[START OF Records to process]

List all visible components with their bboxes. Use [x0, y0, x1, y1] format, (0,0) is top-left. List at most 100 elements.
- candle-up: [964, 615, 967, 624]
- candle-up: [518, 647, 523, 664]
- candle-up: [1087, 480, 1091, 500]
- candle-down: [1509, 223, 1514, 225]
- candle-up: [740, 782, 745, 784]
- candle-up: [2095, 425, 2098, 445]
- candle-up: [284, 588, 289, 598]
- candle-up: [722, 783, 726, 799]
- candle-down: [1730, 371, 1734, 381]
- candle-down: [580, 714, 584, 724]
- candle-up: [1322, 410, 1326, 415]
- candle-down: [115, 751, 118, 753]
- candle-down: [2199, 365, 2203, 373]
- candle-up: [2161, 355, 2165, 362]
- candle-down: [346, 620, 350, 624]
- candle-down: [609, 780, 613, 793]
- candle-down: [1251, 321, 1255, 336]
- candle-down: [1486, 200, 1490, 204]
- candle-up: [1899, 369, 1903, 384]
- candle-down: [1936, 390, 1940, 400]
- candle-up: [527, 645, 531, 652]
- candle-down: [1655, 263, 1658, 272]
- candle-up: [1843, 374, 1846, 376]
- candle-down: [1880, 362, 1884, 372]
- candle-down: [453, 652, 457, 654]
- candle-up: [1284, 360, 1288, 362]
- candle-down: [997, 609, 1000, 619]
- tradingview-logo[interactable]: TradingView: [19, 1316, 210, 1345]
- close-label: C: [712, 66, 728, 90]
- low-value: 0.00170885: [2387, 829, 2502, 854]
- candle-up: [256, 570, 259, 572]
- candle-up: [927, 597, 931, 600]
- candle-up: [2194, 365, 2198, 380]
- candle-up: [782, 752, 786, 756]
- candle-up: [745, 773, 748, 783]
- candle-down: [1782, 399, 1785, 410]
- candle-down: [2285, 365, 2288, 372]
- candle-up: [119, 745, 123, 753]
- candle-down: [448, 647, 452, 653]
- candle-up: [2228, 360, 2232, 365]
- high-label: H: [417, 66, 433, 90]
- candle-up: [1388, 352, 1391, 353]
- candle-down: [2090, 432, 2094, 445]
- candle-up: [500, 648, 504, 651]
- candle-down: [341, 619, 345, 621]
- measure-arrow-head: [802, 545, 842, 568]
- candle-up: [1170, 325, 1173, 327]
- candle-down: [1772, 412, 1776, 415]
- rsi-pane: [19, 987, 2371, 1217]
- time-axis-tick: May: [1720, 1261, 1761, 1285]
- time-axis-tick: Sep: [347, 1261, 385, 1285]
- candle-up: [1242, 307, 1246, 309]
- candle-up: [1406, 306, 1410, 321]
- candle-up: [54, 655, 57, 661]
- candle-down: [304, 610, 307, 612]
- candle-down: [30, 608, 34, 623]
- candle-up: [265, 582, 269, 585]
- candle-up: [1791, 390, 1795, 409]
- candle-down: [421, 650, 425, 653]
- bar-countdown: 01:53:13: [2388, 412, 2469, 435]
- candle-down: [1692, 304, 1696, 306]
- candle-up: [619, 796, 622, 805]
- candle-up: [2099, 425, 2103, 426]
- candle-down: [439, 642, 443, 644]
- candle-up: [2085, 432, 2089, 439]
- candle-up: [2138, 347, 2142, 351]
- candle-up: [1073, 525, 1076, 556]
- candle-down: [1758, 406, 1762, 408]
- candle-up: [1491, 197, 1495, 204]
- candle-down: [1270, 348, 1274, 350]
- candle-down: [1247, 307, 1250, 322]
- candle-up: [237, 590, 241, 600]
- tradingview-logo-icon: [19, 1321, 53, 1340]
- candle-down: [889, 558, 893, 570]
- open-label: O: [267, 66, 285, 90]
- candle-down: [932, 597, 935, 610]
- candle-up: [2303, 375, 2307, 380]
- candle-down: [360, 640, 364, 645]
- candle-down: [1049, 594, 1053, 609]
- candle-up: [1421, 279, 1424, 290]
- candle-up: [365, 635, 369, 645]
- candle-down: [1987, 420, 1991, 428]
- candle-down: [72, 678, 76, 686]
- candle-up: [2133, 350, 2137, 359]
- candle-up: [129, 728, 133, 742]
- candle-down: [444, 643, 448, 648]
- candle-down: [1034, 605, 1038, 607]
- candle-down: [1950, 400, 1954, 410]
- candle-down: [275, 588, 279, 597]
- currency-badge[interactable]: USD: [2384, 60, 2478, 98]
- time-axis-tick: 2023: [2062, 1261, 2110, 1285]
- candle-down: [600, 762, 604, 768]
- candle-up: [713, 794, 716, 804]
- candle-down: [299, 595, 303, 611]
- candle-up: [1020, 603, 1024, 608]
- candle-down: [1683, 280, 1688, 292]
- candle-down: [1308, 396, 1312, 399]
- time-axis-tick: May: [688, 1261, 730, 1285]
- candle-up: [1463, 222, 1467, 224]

[END OF Records to process]

Print the records above again, line for line and character for character, with nothing changed.

| The solution |
List all visible components with their bboxes. Use [x0, y0, x1, y1] format, (0,0) is top-left. List at most 100 elements.
- candle-up: [964, 615, 967, 624]
- candle-up: [518, 647, 523, 664]
- candle-up: [1087, 480, 1091, 500]
- candle-down: [1509, 223, 1514, 225]
- candle-up: [740, 782, 745, 784]
- candle-up: [2095, 425, 2098, 445]
- candle-up: [284, 588, 289, 598]
- candle-up: [722, 783, 726, 799]
- candle-down: [1730, 371, 1734, 381]
- candle-down: [580, 714, 584, 724]
- candle-up: [1322, 410, 1326, 415]
- candle-down: [115, 751, 118, 753]
- candle-down: [2199, 365, 2203, 373]
- candle-up: [2161, 355, 2165, 362]
- candle-down: [346, 620, 350, 624]
- candle-down: [609, 780, 613, 793]
- candle-down: [1251, 321, 1255, 336]
- candle-down: [1486, 200, 1490, 204]
- candle-up: [1899, 369, 1903, 384]
- candle-down: [1936, 390, 1940, 400]
- candle-up: [527, 645, 531, 652]
- candle-down: [1655, 263, 1658, 272]
- candle-up: [1843, 374, 1846, 376]
- candle-down: [1880, 362, 1884, 372]
- candle-down: [453, 652, 457, 654]
- candle-up: [1284, 360, 1288, 362]
- candle-down: [997, 609, 1000, 619]
- tradingview-logo[interactable]: TradingView: [19, 1316, 210, 1345]
- close-label: C: [712, 66, 728, 90]
- low-value: 0.00170885: [2387, 829, 2502, 854]
- candle-up: [256, 570, 259, 572]
- candle-up: [927, 597, 931, 600]
- candle-up: [2194, 365, 2198, 380]
- candle-up: [782, 752, 786, 756]
- candle-up: [745, 773, 748, 783]
- candle-down: [1782, 399, 1785, 410]
- candle-down: [2285, 365, 2288, 372]
- candle-up: [119, 745, 123, 753]
- candle-down: [448, 647, 452, 653]
- candle-up: [2228, 360, 2232, 365]
- high-label: H: [417, 66, 433, 90]
- candle-up: [1388, 352, 1391, 353]
- candle-down: [2090, 432, 2094, 445]
- candle-up: [500, 648, 504, 651]
- candle-down: [341, 619, 345, 621]
- measure-arrow-head: [802, 545, 842, 568]
- candle-up: [1170, 325, 1173, 327]
- candle-down: [1772, 412, 1776, 415]
- rsi-pane: [19, 987, 2371, 1217]
- time-axis-tick: May: [1720, 1261, 1761, 1285]
- time-axis-tick: Sep: [347, 1261, 385, 1285]
- candle-up: [1242, 307, 1246, 309]
- candle-up: [1406, 306, 1410, 321]
- candle-up: [54, 655, 57, 661]
- candle-down: [304, 610, 307, 612]
- candle-down: [30, 608, 34, 623]
- candle-up: [265, 582, 269, 585]
- candle-up: [1791, 390, 1795, 409]
- candle-down: [421, 650, 425, 653]
- bar-countdown: 01:53:13: [2388, 412, 2469, 435]
- candle-down: [1692, 304, 1696, 306]
- candle-up: [619, 796, 622, 805]
- candle-up: [2099, 425, 2103, 426]
- candle-down: [439, 642, 443, 644]
- candle-up: [2085, 432, 2089, 439]
- candle-up: [2138, 347, 2142, 351]
- candle-up: [1073, 525, 1076, 556]
- candle-down: [1758, 406, 1762, 408]
- candle-up: [1491, 197, 1495, 204]
- candle-down: [1270, 348, 1274, 350]
- candle-down: [1247, 307, 1250, 322]
- candle-up: [237, 590, 241, 600]
- tradingview-logo-icon: [19, 1321, 53, 1340]
- candle-down: [889, 558, 893, 570]
- open-label: O: [267, 66, 285, 90]
- candle-down: [932, 597, 935, 610]
- candle-up: [2303, 375, 2307, 380]
- candle-down: [360, 640, 364, 645]
- candle-down: [1049, 594, 1053, 609]
- candle-up: [1421, 279, 1424, 290]
- candle-up: [365, 635, 369, 645]
- candle-down: [1987, 420, 1991, 428]
- candle-down: [72, 678, 76, 686]
- candle-up: [2133, 350, 2137, 359]
- candle-up: [129, 728, 133, 742]
- candle-down: [444, 643, 448, 648]
- candle-down: [1034, 605, 1038, 607]
- candle-down: [1950, 400, 1954, 410]
- candle-down: [275, 588, 279, 597]
- currency-badge[interactable]: USD: [2384, 60, 2478, 98]
- time-axis-tick: 2023: [2062, 1261, 2110, 1285]
- candle-down: [600, 762, 604, 768]
- candle-up: [713, 794, 716, 804]
- candle-down: [299, 595, 303, 611]
- candle-up: [1020, 603, 1024, 608]
- candle-down: [1683, 280, 1688, 292]
- candle-down: [1308, 396, 1312, 399]
- time-axis-tick: May: [688, 1261, 730, 1285]
- candle-up: [1463, 222, 1467, 224]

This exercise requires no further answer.